## begin Data excerpts

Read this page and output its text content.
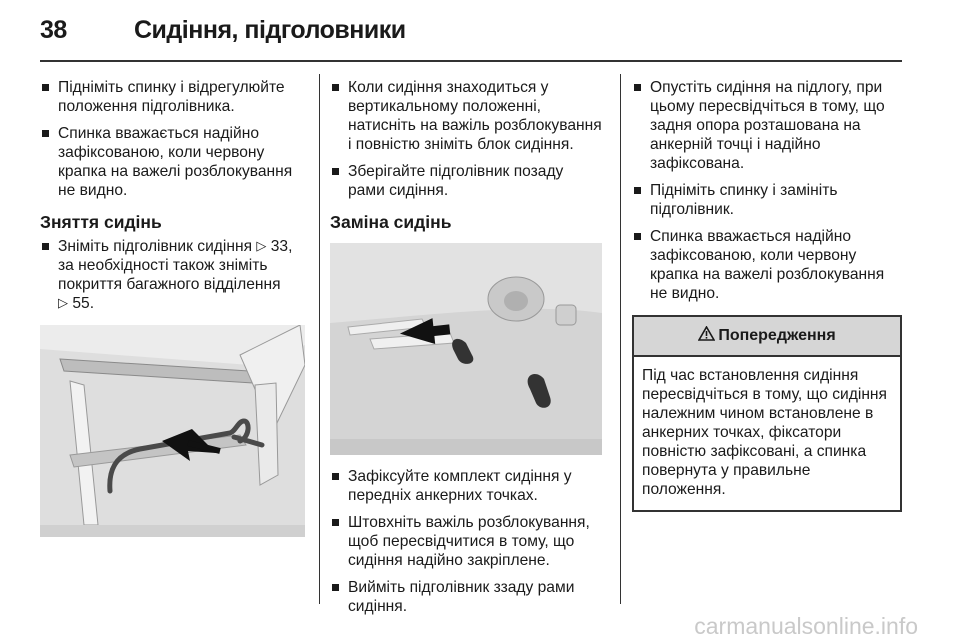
38	Сидіння, підголовники
Підніміть спинку і відрегулюйте положення підголівника.
Спинка вважається надійно зафіксованою, коли червону крапка на важелі розблокування не видно.
Зняття сидінь
Зніміть підголівник сидіння ▷ 33, за необхідності також зніміть покриття багажного відділення
▷ 55.
Коли сидіння знаходиться у вертикальному положенні, натисніть на важіль розблокування і повністю зніміть блок сидіння.
Зберігайте підголівник позаду рами сидіння.
Заміна сидінь
Зафіксуйте комплект сидіння у передніх анкерних точках.
Штовхніть важіль розблокування, щоб пересвідчитися в тому, що сидіння надійно закріплене.
Вийміть підголівник ззаду рами сидіння.
Опустіть сидіння на підлогу, при цьому пересвідчіться в тому, що задня опора розташована на анкерній точці і надійно зафіксована.
Підніміть спинку і замініть підголівник.
Спинка вважається надійно зафіксованою, коли червону крапка на важелі розблокування не видно.
Попередження
Під час встановлення сидіння пересвідчіться в тому, що сидіння належним чином встановлене в анкерних точках, фіксатори повністю зафіксовані, а спинка повернута у правильне положення.
carmanualsonline.info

## end Data excerpts

*Task objective:* Without the pictures, write out every entry precisely as it appears.

*Solution for this exercise:*
Read this page and output its text content.
38	Сидіння, підголовники
Підніміть спинку і відрегулюйте положення підголівника.
Спинка вважається надійно зафіксованою, коли червону крапка на важелі розблокування не видно.
Зняття сидінь
Зніміть підголівник сидіння ▷ 33, за необхідності також зніміть покриття багажного відділення
▷ 55.
Коли сидіння знаходиться у вертикальному положенні, натисніть на важіль розблокування і повністю зніміть блок сидіння.
Зберігайте підголівник позаду рами сидіння.
Заміна сидінь
Зафіксуйте комплект сидіння у передніх анкерних точках.
Штовхніть важіль розблокування, щоб пересвідчитися в тому, що сидіння надійно закріплене.
Вийміть підголівник ззаду рами сидіння.
Опустіть сидіння на підлогу, при цьому пересвідчіться в тому, що задня опора розташована на анкерній точці і надійно зафіксована.
Підніміть спинку і замініть підголівник.
Спинка вважається надійно зафіксованою, коли червону крапка на важелі розблокування не видно.
Попередження
Під час встановлення сидіння пересвідчіться в тому, що сидіння належним чином встановлене в анкерних точках, фіксатори повністю зафіксовані, а спинка повернута у правильне положення.
carmanualsonline.info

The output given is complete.